* **Task instructions**
Repeat all of the material exactly as given.

## START

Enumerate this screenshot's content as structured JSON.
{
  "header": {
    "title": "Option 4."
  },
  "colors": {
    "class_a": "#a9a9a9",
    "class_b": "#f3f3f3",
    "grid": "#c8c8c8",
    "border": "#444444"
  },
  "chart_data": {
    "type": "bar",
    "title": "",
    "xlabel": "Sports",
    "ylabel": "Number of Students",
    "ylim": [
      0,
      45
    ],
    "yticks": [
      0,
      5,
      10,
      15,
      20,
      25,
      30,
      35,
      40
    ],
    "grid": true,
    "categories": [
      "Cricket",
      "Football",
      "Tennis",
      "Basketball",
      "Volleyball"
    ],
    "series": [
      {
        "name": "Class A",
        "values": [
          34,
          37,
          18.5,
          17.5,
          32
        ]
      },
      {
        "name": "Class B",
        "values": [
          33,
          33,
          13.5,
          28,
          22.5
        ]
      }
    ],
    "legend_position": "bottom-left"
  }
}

## END

* **Task answer**
Enumerate this screenshot's content as structured JSON.
{
  "header": {
    "title": "Option 4."
  },
  "colors": {
    "class_a": "#a9a9a9",
    "class_b": "#f3f3f3",
    "grid": "#c8c8c8",
    "border": "#444444"
  },
  "chart_data": {
    "type": "bar",
    "title": "",
    "xlabel": "Sports",
    "ylabel": "Number of Students",
    "ylim": [
      0,
      45
    ],
    "yticks": [
      0,
      5,
      10,
      15,
      20,
      25,
      30,
      35,
      40
    ],
    "grid": true,
    "categories": [
      "Cricket",
      "Football",
      "Tennis",
      "Basketball",
      "Volleyball"
    ],
    "series": [
      {
        "name": "Class A",
        "values": [
          34,
          37,
          18.5,
          17.5,
          32
        ]
      },
      {
        "name": "Class B",
        "values": [
          33,
          33,
          13.5,
          28,
          22.5
        ]
      }
    ],
    "legend_position": "bottom-left"
  }
}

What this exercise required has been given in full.